#### GIVEN REQUEST:
Collect all lines containing the word "podem" from the data.

#### Data items:
-- -- --

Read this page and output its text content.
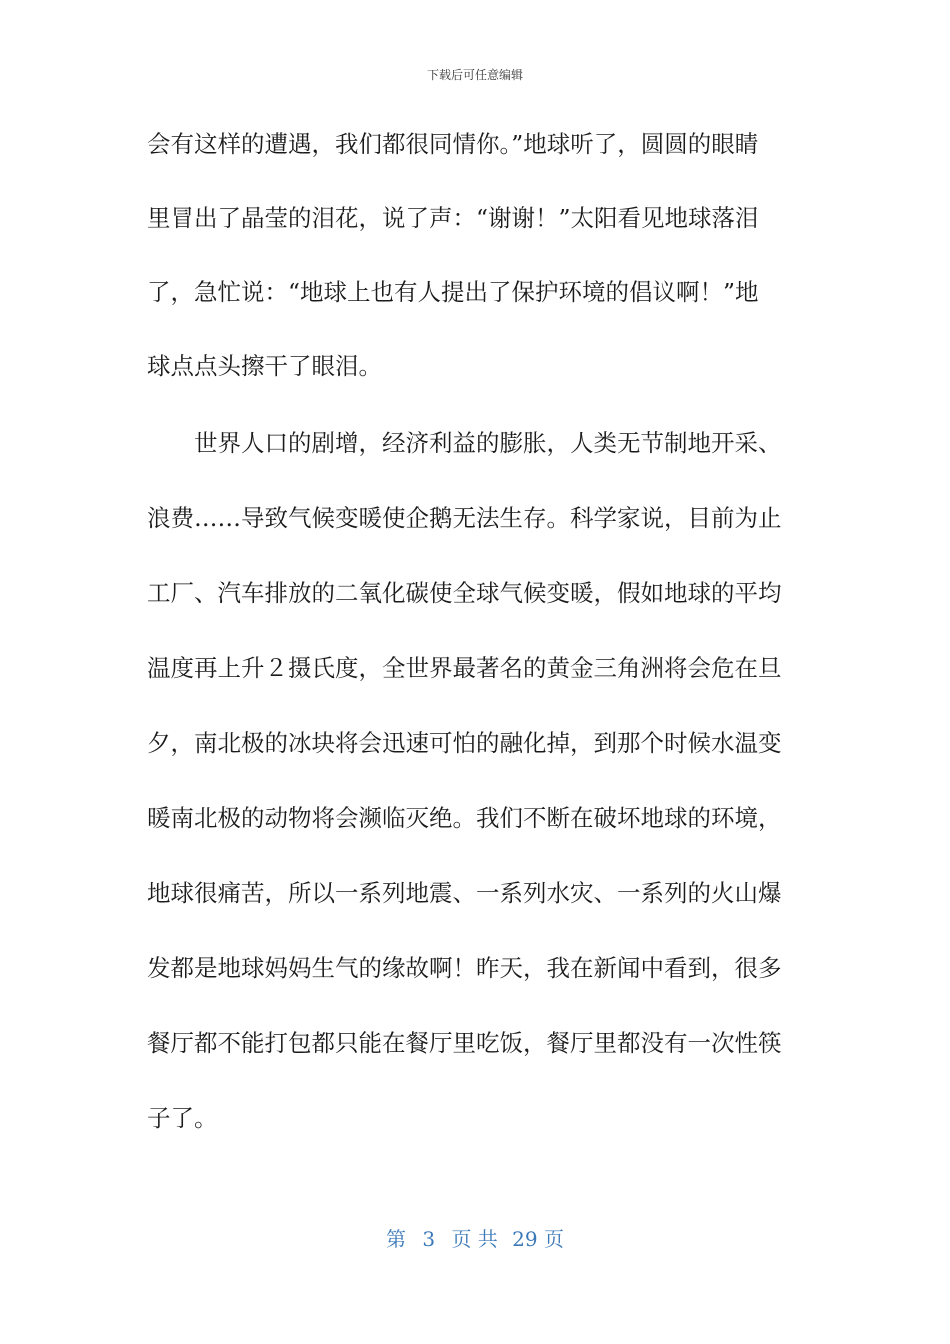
下载后可任意编辑
会有这样的遭遇，我们都很同情你。”地球听了，圆圆的眼睛
里冒出了晶莹的泪花，说了声：“谢谢！”太阳看见地球落泪
了，急忙说：“地球上也有人提出了保护环境的倡议啊！”地
球点点头擦干了眼泪。
世界人口的剧增，经济利益的膨胀，人类无节制地开采、
浪费……导致气候变暖使企鹅无法生存。科学家说，目前为止
工厂、汽车排放的二氧化碳使全球气候变暖，假如地球的平均
温度再上升２摄氏度，全世界最著名的黄金三角洲将会危在旦
夕，南北极的冰块将会迅速可怕的融化掉，到那个时候水温变
暖南北极的动物将会濒临灭绝。我们不断在破坏地球的环境，
地球很痛苦，所以一系列地震、一系列水灾、一系列的火山爆
发都是地球妈妈生气的缘故啊！昨天，我在新闻中看到，很多
餐厅都不能打包都只能在餐厅里吃饭，餐厅里都没有一次性筷
子了。
第 3 页 共 29 页
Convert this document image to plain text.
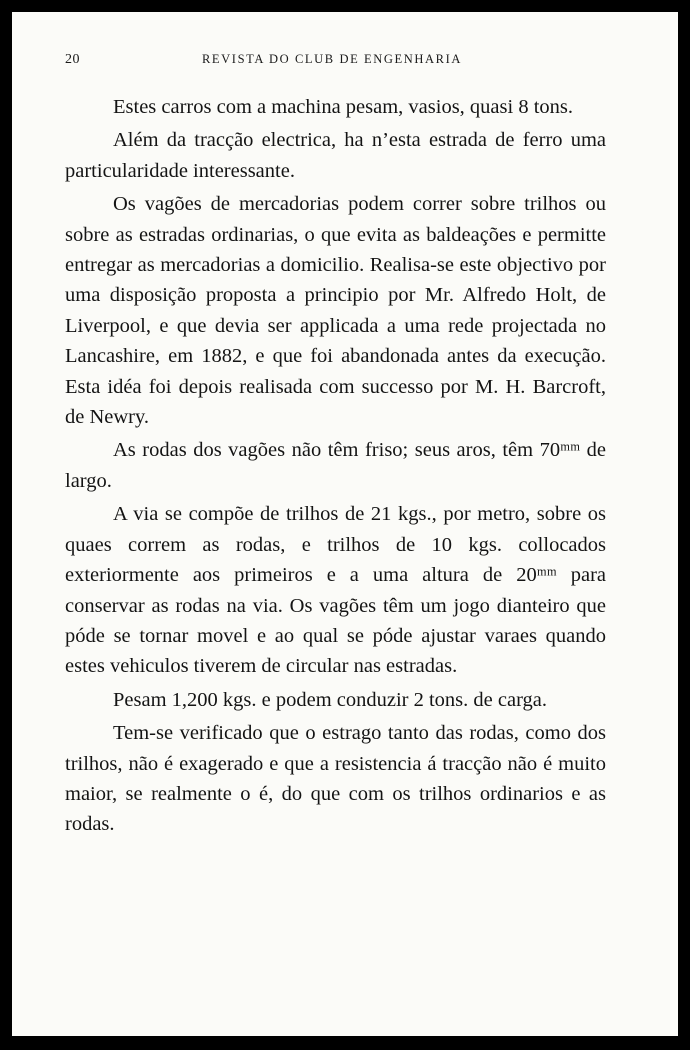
20	REVISTA DO CLUB DE ENGENHARIA

Estes carros com a machina pesam, vasios, quasi 8 tons.

Além da tracção electrica, ha n’esta estrada de ferro uma particularidade interessante.

Os vagões de mercadorias podem correr sobre trilhos ou sobre as estradas ordinarias, o que evita as baldeações e permitte entregar as mercadorias a domicilio. Realisa-se este objectivo por uma disposição proposta a principio por Mr. Alfredo Holt, de Liverpool, e que devia ser applicada a uma rede projectada no Lancashire, em 1882, e que foi abandonada antes da execução. Esta idéa foi depois realisada com successo por M. H. Barcroft, de Newry.

As rodas dos vagões não têm friso; seus aros, têm 70ᵐᵐ de largo.

A via se compõe de trilhos de 21 kgs., por metro, sobre os quaes correm as rodas, e trilhos de 10 kgs. collocados exteriormente aos primeiros e a uma altura de 20ᵐᵐ para conservar as rodas na via. Os vagões têm um jogo dianteiro que póde se tornar movel e ao qual se póde ajustar varaes quando estes vehiculos tiverem de circular nas estradas.

Pesam 1,200 kgs. e podem conduzir 2 tons. de carga.

Tem-se verificado que o estrago tanto das rodas, como dos trilhos, não é exagerado e que a resistencia á tracção não é muito maior, se realmente o é, do que com os trilhos ordinarios e as rodas.
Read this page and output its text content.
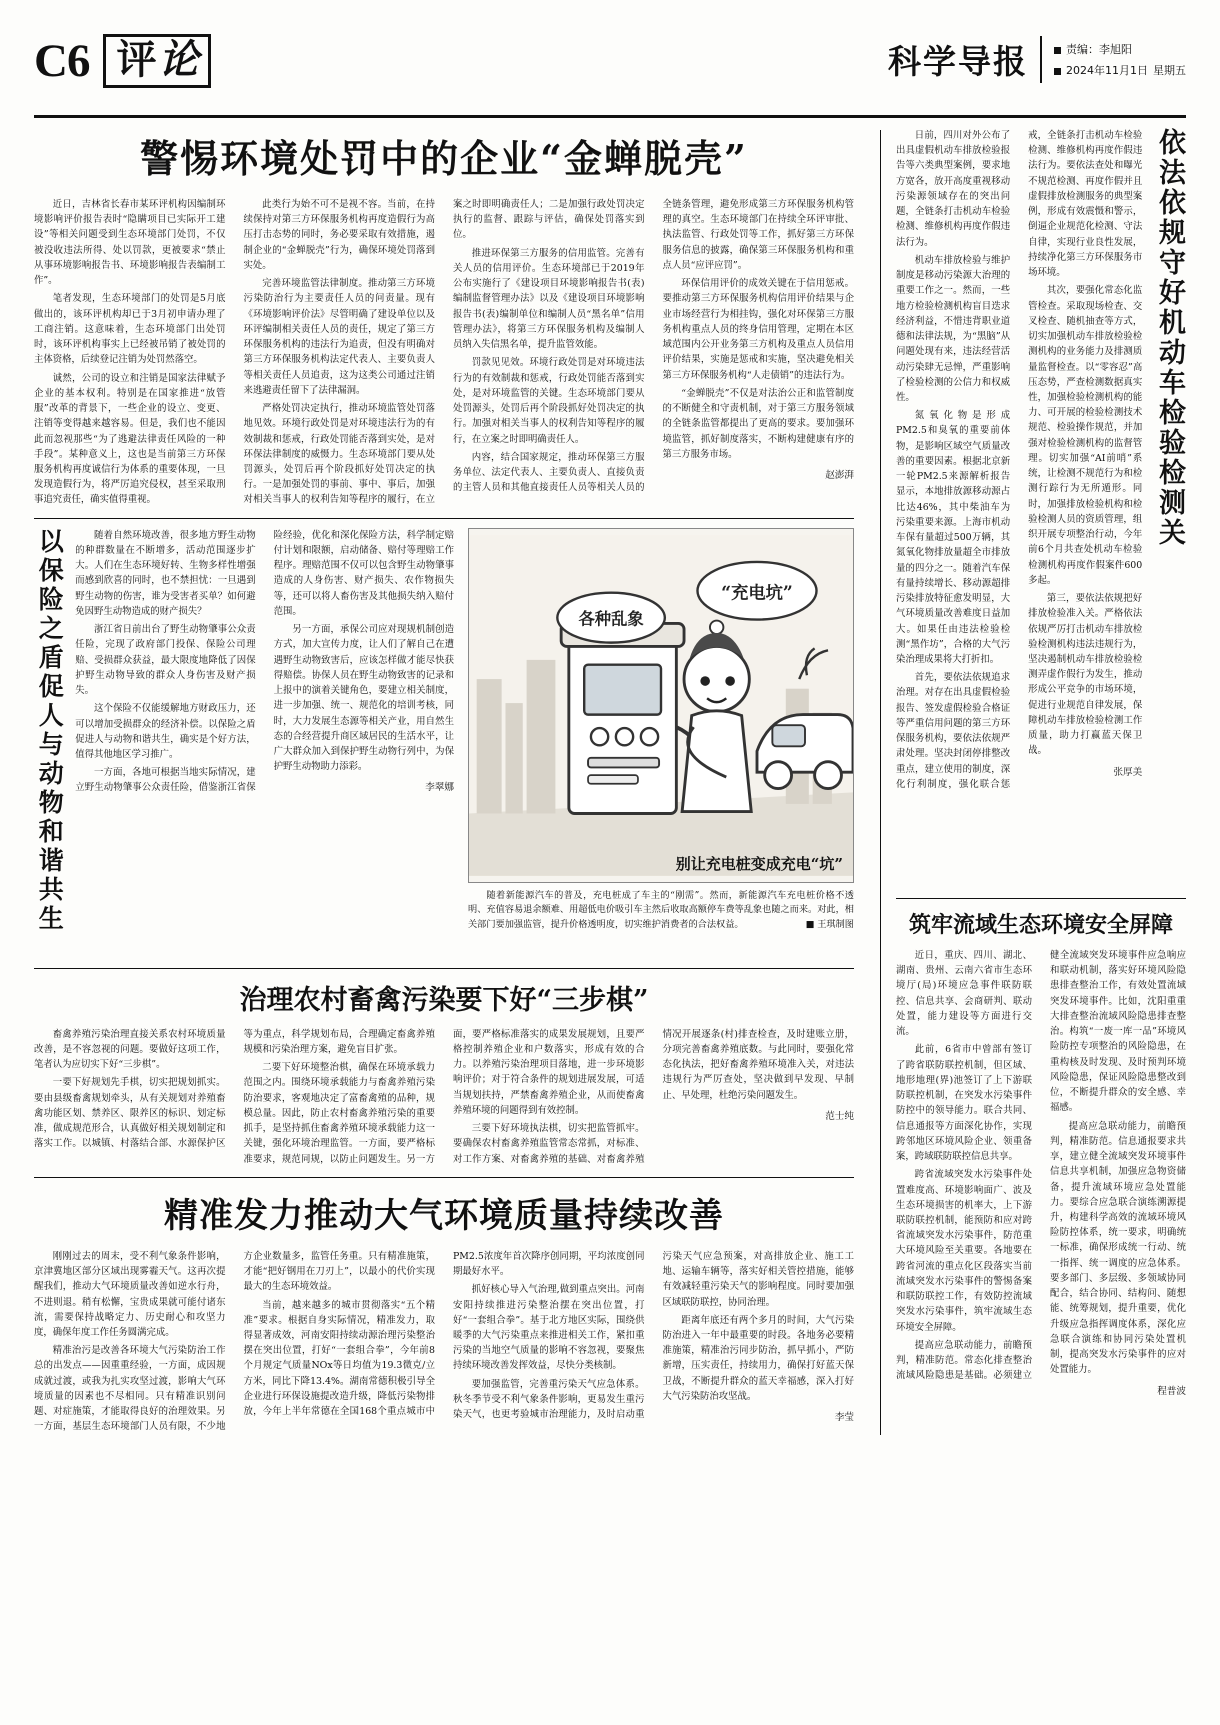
C6 评 论	科学导报	责编：李旭阳
2024年11月1日 星期五
警惕环境处罚中的企业“金蝉脱壳”

近日，吉林省长春市某环评机构因编制环境影响评价报告表时“隐瞒项目已实际开工建设”等相关问题受到生态环境部门处罚，不仅被没收违法所得、处以罚款，更被要求“禁止从事环境影响报告书、环境影响报告表编制工作”。

笔者发现，生态环境部门的处罚是5月底做出的，该环评机构却已于3月初申请办理了工商注销。这意味着，生态环境部门出处罚时，该环评机构事实上已经被吊销了被处罚的主体资格，后续登记注销为处罚然落空。

诚然，公司的设立和注销是国家法律赋予企业的基本权利。特别是在国家推进“放管服”改革的背景下，一些企业的设立、变更、注销等变得越来越容易。但是，我们也不能因此而忽视那些“为了逃避法律责任风险的一种手段”。某种意义上，这也是当前第三方环保服务机构再度诚信行为体系的重要体现，一旦发现造假行为，将严厉追究侵权，甚至采取刑事追究责任，确实值得重视。

此类行为始不可不是视不容。当前，在持续保持对第三方环保服务机构再度造假行为高压打击态势的同时，务必要采取有效措施，遏制企业的“金蝉脱壳”行为，确保环境处罚落到实处。

完善环境监管法律制度。推动第三方环境污染防治行为主要责任人员的问责量。现有《环境影响评价法》尽管明确了建设单位以及环评编制相关责任人员的责任，规定了第三方环保服务机构的违法行为追责，但没有明确对第三方环保服务机构法定代表人、主要负责人等相关责任人员追责，这为这类公司通过注销来逃避责任留下了法律漏洞。

严格处罚决定执行，推动环境监管处罚落地见效。环境行政处罚是对环境违法行为的有效制裁和惩戒，行政处罚能否落到实处，是对环保法律制度的威慑力。生态环境部门要从处罚源头，处罚后再个阶段抓好处罚决定的执行。一是加强处罚的事前、事中、事后，加强对相关当事人的权利告知等程序的履行，在立案之时即明确责任人；二是加强行政处罚决定执行的监督、跟踪与评估，确保处罚落实到位。

推进环保第三方服务的信用监管。完善有关人员的信用评价。生态环境部已于2019年公布实施行了《建设项目环境影响报告书(表)编制监督管理办法》以及《建设项目环境影响报告书(表)编制单位和编制人员“黑名单”信用管理办法》，将第三方环保服务机构及编制人员纳入失信黑名单，提升监管效能。

罚款见见效。环境行政处罚是对环境违法行为的有效制裁和惩戒，行政处罚能否落到实处，是对环境监管的关键。生态环境部门要从处罚源头，处罚后再个阶段抓好处罚决定的执行。加强对相关当事人的权利告知等程序的履行，在立案之时即明确责任人。

内容，结合国家规定，推动环保第三方服务单位、法定代表人、主要负责人、直接负责的主管人员和其他直接责任人员等相关人员的全链条管理，避免形成第三方环保服务机构管理的真空。生态环境部门在持续全环评审批、执法监管、行政处罚等工作，抓好第三方环保服务信息的披露，确保第三环保服务机构和重点人员“应评应罚”。

环保信用评价的成效关键在于信用惩戒。要推动第三方环保服务机构信用评价结果与企业市场经营行为相挂钩，强化对环保第三方服务机构重点人员的终身信用管理，定期在本区域范围内公开业务第三方机构及重点人员信用评价结果，实施是惩戒和实施，坚决避免相关第三方环保服务机构“人走债销”的违法行为。

“金蝉脱壳”不仅是对法治公正和监管制度的不断健全和守责机制，对于第三方服务领域的全链条监管都提出了更高的要求。要加强环境监管，抓好制度落实，不断构建健康有序的第三方服务市场。

赵澎湃
以保险之盾促人与动物和谐共生	随着自然环境改善，很多地方野生动物的种群数量在不断增多，活动范围逐步扩大。人们在生态环境好转、生物多样性增强而感到欣喜的同时，也不禁担忧：一旦遇到野生动物的伤害，谁为受害者买单？如何避免因野生动物造成的财产损失？

浙江省日前出台了野生动物肇事公众责任险，完现了政府部门投保、保险公司理赔、受损群众获益，最大限度地降低了因保护野生动物导致的群众人身伤害及财产损失。

这个保险不仅能缓解地方财政压力，还可以增加受损群众的经济补偿。以保险之盾促进人与动物和谐共生，确实是个好方法，值得其他地区学习推广。

一方面，各地可根据当地实际情况，建立野生动物肇事公众责任险，借鉴浙江省保险经验，优化和深化保险方法，科学制定赔付计划和限额，启动储备、赔付等理赔工作程序。理赔范围不仅可以包含野生动物肇事造成的人身伤害、财产损失、农作物损失等，还可以将人畜伤害及其他损失纳入赔付范围。

另一方面，承保公司应对现规机制创造方式，加大宣传力度，让人们了解自己在遭遇野生动物致害后，应该怎样做才能尽快获得赔偿。协保人员在野生动物致害的记录和上报中的演着关键角色，要建立相关制度，进一步加强、统一、规范化的培训考核，同时，大力发展生态源等相关产业，用自然生态的合经营提升商区域居民的生活水平，让广大群众加入到保护野生动物行列中，为保护野生动物助力添彩。

李翠娜
各种乱象
“充电坑”
别让充电桩变成充电“坑”

随着新能源汽车的普及，充电桩成了车主的“刚需”。然而，新能源汽车充电桩价格不透明、充值容易退余额难、用超低电价吸引车主然后收取高额停车费等乱象也随之而来。对此，相关部门要加强监管，提升价格透明度，切实维护消费者的合法权益。	■ 王琪制图

治理农村畜禽污染要下好“三步棋”

畜禽养殖污染治理直接关系农村环境质量改善，是不容忽视的问题。要做好这项工作，笔者认为应切实下好“三步棋”。

一要下好规划先手棋，切实把规划抓实。要由县级畜禽规划牵头，从有关规划对养殖畜禽功能区划、禁养区、限养区的标识、划定标准，做成规范形合，认真做好相关规划制定和落实工作。以城镇、村落结合部、水源保护区等为重点，科学规划布局，合理确定畜禽养殖规模和污染治理方案，避免盲目扩张。

二要下好环境整治棋，确保在环境承载力范围之内。围绕环境承载能力与畜禽养殖污染防治要求，客观地决定了富畜禽殖的品种，规模总量。因此，防止农村畜禽养殖污染的重要抓手，是坚持抓住畜禽养殖环境承载能力这一关键，强化环境治理监管。一方面，要严格标准要求，规范同规，以防止问题发生。另一方面，要严格标准落实的成果发展规划，且要严格控制养殖企业和户数落实，形成有效的合力。以养殖污染治理项目落地，进一步环境影响评价；对于符合条件的规划进展发展，可适当规划扶持，严禁畜禽养殖企业，从而使畜禽养殖环境的问题得到有效控制。

三要下好环境执法棋，切实把监管抓牢。要确保农村畜禽养殖监管常态常抓，对标准、对工作方案、对畜禽养殖的基础、对畜禽养殖情况开展逐条(村)排查检查，及时建账立册，分项完善畜禽养殖底数。与此同时，要强化常态化执法，把好畜禽养殖环境准入关，对违法违规行为严厉查处，坚决做到早发现、早制止、早处理，杜绝污染问题发生。

范士纯
精准发力推动大气环境质量持续改善

刚刚过去的周末，受不利气象条件影响，京津冀地区部分区域出现雾霾天气。这再次提醒我们，推动大气环境质量改善如逆水行舟，不进则退。稍有松懈，宝贵成果就可能付诸东流，需要保持战略定力、历史耐心和攻坚力度，确保年度工作任务圆满完成。

精准治污是改善各环境大气污染防治工作总的出发点——因重重经验，一方面，成因规成就过渡，或我为扎实攻坚过渡，影响大气环境质量的因素也不尽相同。只有精准识别问题、对症施策，才能取得良好的治理效果。另一方面，基层生态环境部门人员有限，不少地方企业数量多，监管任务重。只有精准施策，才能“把好钢用在刀刃上”，以最小的代价实现最大的生态环境效益。

当前，越来越多的城市贯彻落实“五个精准”要求。根据自身实际情况，精准发力，取得显著成效，河南安阳持续动源治理污染整治摆在突出位置，打好“一套组合拳”，今年前8个月规定气质量NOx等日均值为19.3微克/立方米，同比下降13.4%。湖南常德积极引导全企业进行环保设施提改造升级，降低污染物排放，今年上半年常德在全国168个重点城市中PM2.5浓度年首次降序创同期，平均浓度创同期最好水平。

抓好核心导入气治理,做到重点突出。河南安阳持续推进污染整治摆在突出位置，打好“一套组合拳”。基于北方地区实际，围绕供暖季的大气污染重点来推进相关工作，紧扣重污染的当地空气质量的影响不容忽视，要聚焦持续环境改善发挥效益，尽快分类核制。

要加强监管，完善重污染天气应急体系。秋冬季节受不利气象条件影响，更易发生重污染天气，也更考验城市治理能力，及时启动重污染天气应急预案，对高排放企业、施工工地、运输车辆等，落实好相关管控措施，能够有效减轻重污染天气的影响程度。同时要加强区域联防联控，协同治理。

距离年底还有两个多月的时间，大气污染防治进入一年中最重要的时段。各地务必要精准施策，精准治污同步防治，抓早抓小，严防新增，压实责任，持续用力，确保打好蓝天保卫战，不断提升群众的蓝天幸福感，深入打好大气污染防治攻坚战。

李莹

日前，四川对外公布了出具虚假机动车排放检验报告等六类典型案例，要求地方宽各，放开高度重视移动污染源领域存在的突出问题，全链条打击机动车检验检测、维修机构再度作假违法行为。

机动车排放检验与维护制度是移动污染源大治理的重要工作之一。然而，一些地方检验检测机构盲目迭求经济利益，不惜违背职业道德和法律法规，为“黑脑”从问题处现有来，违法经营活动污染肆无忌惮，严重影响了检验检测的公信力和权威性。

氮氧化物是形成PM2.5和臭氧的重要前体物，是影响区域空气质量改善的重要因素。根据北京新一轮PM2.5来源解析报告显示，本地排放源移动源占比达46%，其中柴油车为污染重要来源。上海市机动车保有量超过500万辆，其氮氧化物排放量超全市排放量的四分之一。随着汽车保有量持续增长、移动源超排污染排放特征愈发明显，大气环境质量改善难度日益加大。如果任由违法检验检测“黑作坊”，合格的大气污染治理成果将大打折扣。

首先，要依法依规追求治理。对存在出具虚假检验报告、签发虚假检验合格证等严重信用问题的第三方环保服务机构，要依法依规严肃处理。坚决封闭停排整改重点，建立使用的制度，深化行利制度，强化联合惩戒，全链条打击机动车检验检测、维修机构再度作假违法行为。要依法查处和曝光不规范检测、再度作假并且虚假排放检测服务的典型案例，形成有效震慑和警示，倒逼企业规范化检测、守法自律，实现行业良性发展，持续净化第三方环保服务市场环境。

其次，要强化常态化监管检查。采取现场检查、交叉检查、随机抽查等方式，切实加强机动车排放检验检测机构的业务能力及排测质量监督检查。以“零容忍”高压态势，严查检测数据真实性，加强检验检测机构的能力、可开展的检验检测技术规范、检验操作规范，并加强对检验检测机构的监督管理。切实加强“AI前哨”系统，让检测不规范行为和检测行踪行为无所遁形。同时，加强排放检验机构和检验检测人员的资质管理，组织开展专项整治行动，今年前6个月共查处机动车检验检测机构再度作假案件600多起。

第三，要依法依规把好排放检验准入关。严格依法依规严厉打击机动车排放检验检测机构违法违规行为，坚决遏制机动车排放检验检测弄虚作假行为发生，推动形成公平竞争的市场环境，促进行业规范自律发展，保障机动车排放检验检测工作质量，助力打赢蓝天保卫战。

张厚美
依法依规守好机动车检验检测关
筑牢流域生态环境安全屏障

近日，重庆、四川、湖北、湖南、贵州、云南六省市生态环境厅(局)环境应急事件联防联控、信息共享、会商研判、联动处置，能力建设等方面进行交流。

此前，6省市中曾部有签订了跨省联防联控机制，但区域、地形地理(界)池签订了上下游联防联控机制，在突发水污染事件防控中的领导能力。联合共同、信息通报等方面深化协作，实现跨邻地区环境风险企业、领重备案，跨域联防联控信息共享。

跨省流域突发水污染事件处置难度高、环境影响面广、波及生态环境损害的机率大，上下游联防联控机制，能预防和应对跨省流域突发水污染事件，防范重大环境风险至关重要。各地要在跨省河流的重点化区段落实当前流域突发水污染事件的警惕备案和联防联控工作，有效防控流域突发水污染事件，筑牢流域生态环境安全屏障。

提高应急联动能力，前瞻预判，精准防范。常态化排查整治流域风险隐患是基础。必须建立健全流域突发环境事件应急响应和联动机制，落实好环境风险隐患排查整治工作，有效处置流域突发环境事件。比如，沈阳重重大排查整治流域风险隐患排查整治。构筑“一废一库一品”环境风险防控专项整治的风险隐患，在重构核及时发现、及时预判环境风险隐患，保证风险隐患整改到位，不断提升群众的安全感、幸福感。

提高应急联动能力，前瞻预判，精准防范。信息通报要求共享，建立健全流域突发环境事件信息共享机制，加强应急物资储备，提升流域环境应急处置能力。要综合应急联合演练溯源提升，构建科学高效的流域环境风险防控体系，统一要求，明确统一标准，确保形成统一行动、统一指挥、统一调度的应急体系。要多部门、多层级、多领域协同配合，结合协同、结构问、随想能、统筹规划，提升重要，优化升级应急指挥调度体系，深化应急联合演练和协同污染处置机制，提高突发水污染事件的应对处置能力。

程普波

-- -- --

#### RESULT OF THIS EXERCISE:
Os vagões de mercadorias podem correr sobre trilhos ou sobre as estradas ordinarias, o que evita as baldeações e permitte entregar as mercadorias a domicilio. Realisa-se este objectivo por uma disposição proposta a principio por Mr. Alfredo Holt, de Liverpool, e que devia ser applicada a uma rede projectada no Lancashire, em 1882, e que foi abandonada antes da execução. Esta idéa foi depois realisada com successo por M. H. Barcroft, de Newry.
Pesam 1,200 kgs. e podem conduzir 2 tons. de carga.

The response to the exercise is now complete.